'''

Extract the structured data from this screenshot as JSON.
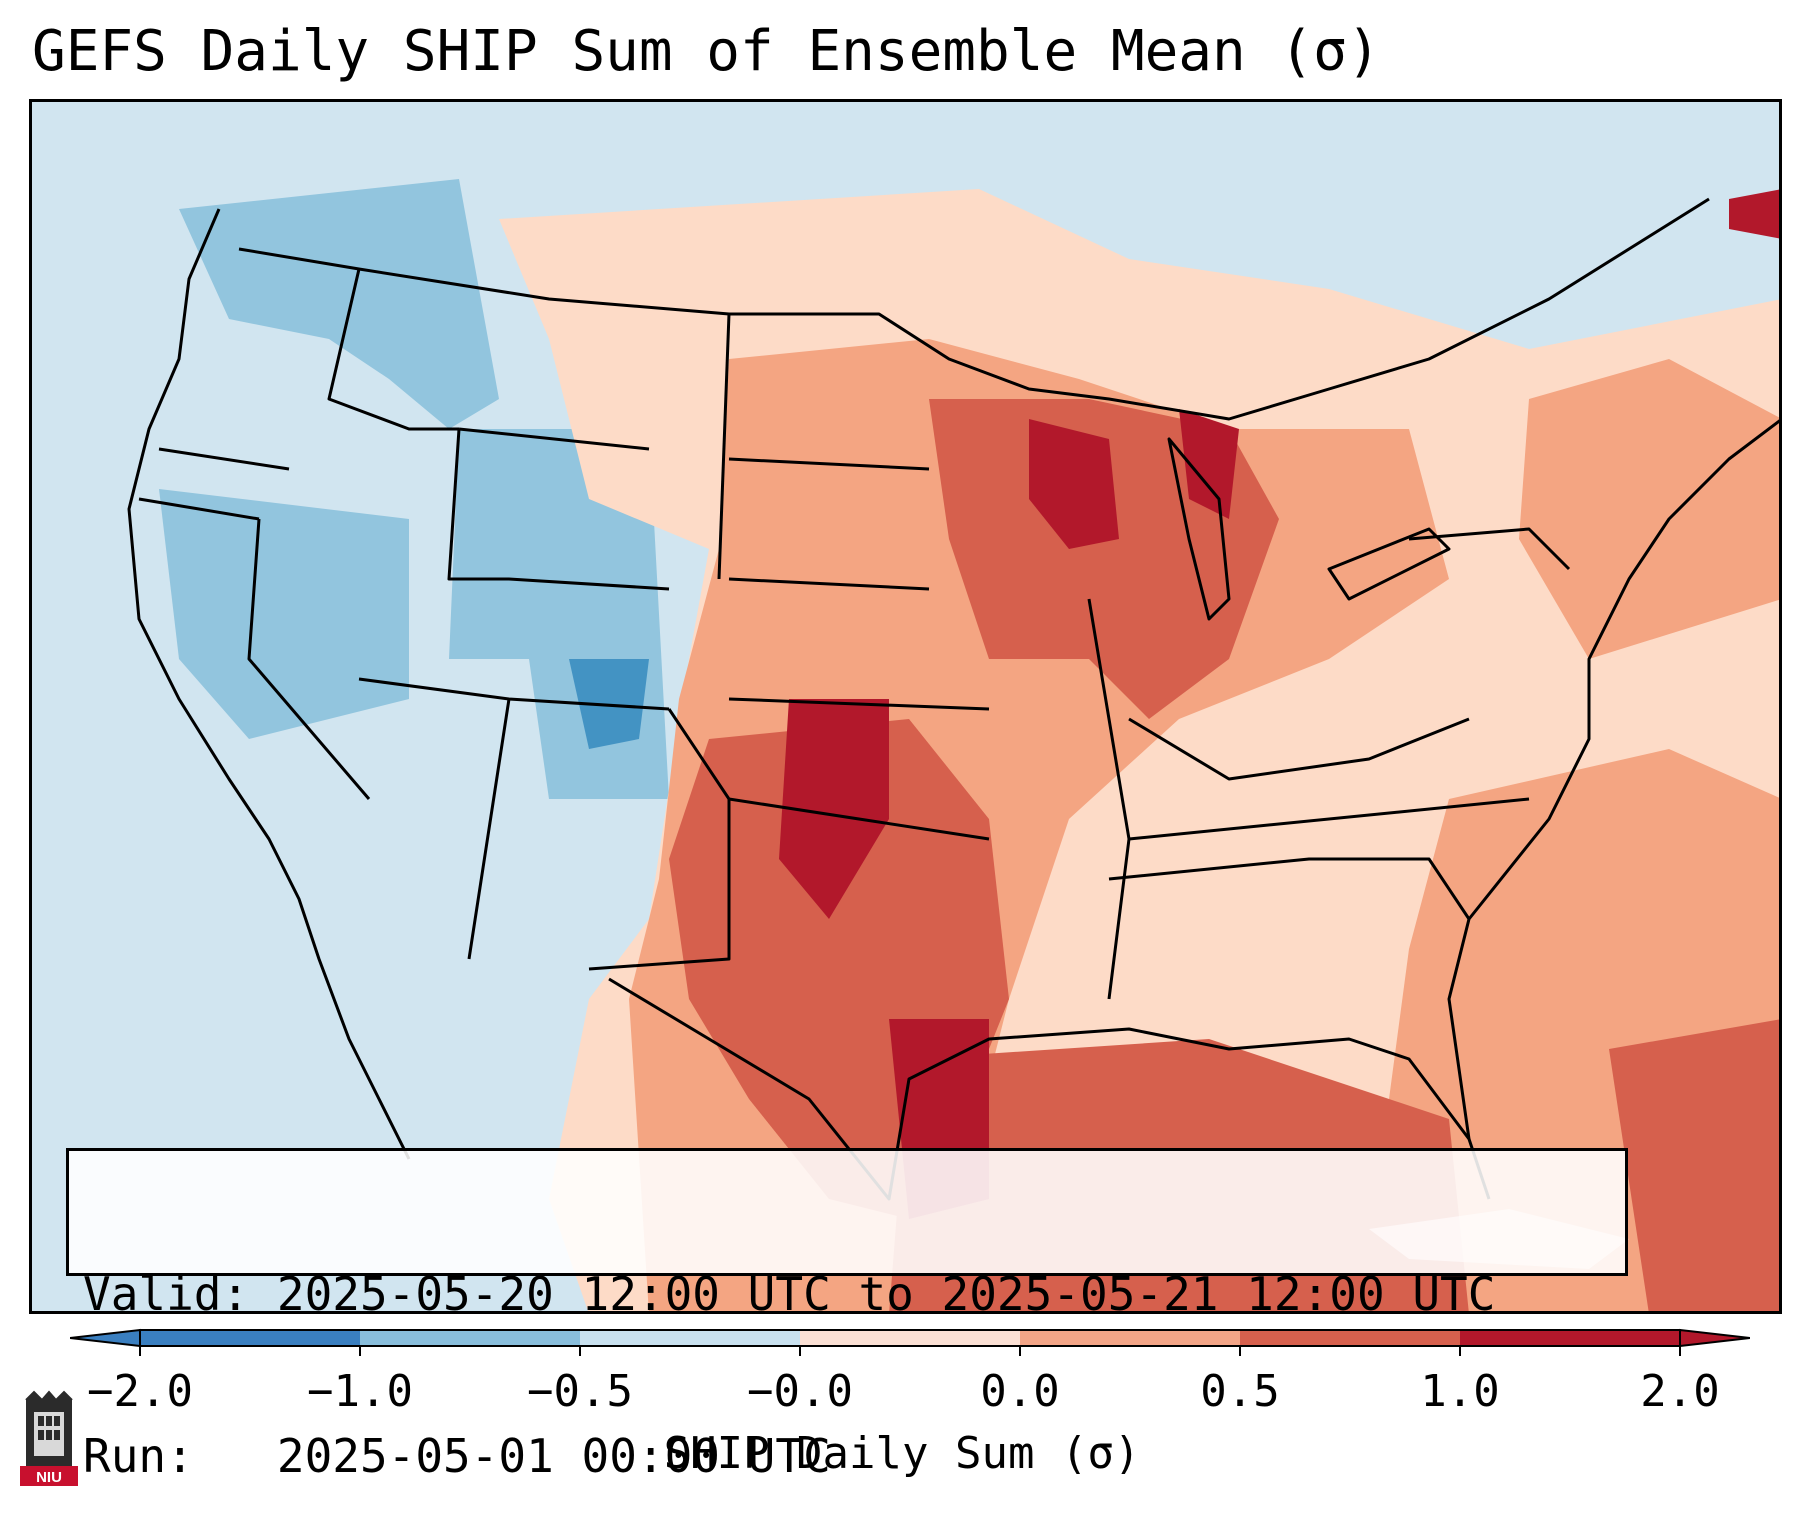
{
  "title": "GEFS Daily SHIP Sum of Ensemble Mean (σ)",
  "info": {
    "valid_label": "Valid:",
    "valid_value": "2025-05-20 12:00 UTC to 2025-05-21 12:00 UTC",
    "run_label": "Run:",
    "run_value": "2025-05-01 00:00 UTC"
  },
  "colorbar": {
    "label": "SHIP Daily Sum (σ)",
    "ticks": [
      "−2.0",
      "−1.0",
      "−0.5",
      "−0.0",
      "0.0",
      "0.5",
      "1.0",
      "2.0"
    ],
    "colors": [
      "#3a7fc0",
      "#89bedc",
      "#c9e1ef",
      "#fbe0d4",
      "#f3a587",
      "#d6604d",
      "#b2182b"
    ],
    "extend": "both"
  },
  "logo": {
    "text": "NIU"
  },
  "palette": {
    "ocean": "#d1e5f0",
    "land_blue": "#d1e5f0",
    "land_mid_blue": "#92c5de",
    "land_dark_blue": "#4393c3",
    "warm_light": "#fddbc7",
    "warm_mid": "#f4a582",
    "warm_strong": "#d6604d",
    "warm_max": "#b2182b"
  }
}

'''

# INSTRUCTIONS TO FOLLOW
Scan the records above for the string "SHIP", then report every line that contains it.

# SOLVED EXERCISE
  "title": "GEFS Daily SHIP Sum of Ensemble Mean (σ)",
    "label": "SHIP Daily Sum (σ)",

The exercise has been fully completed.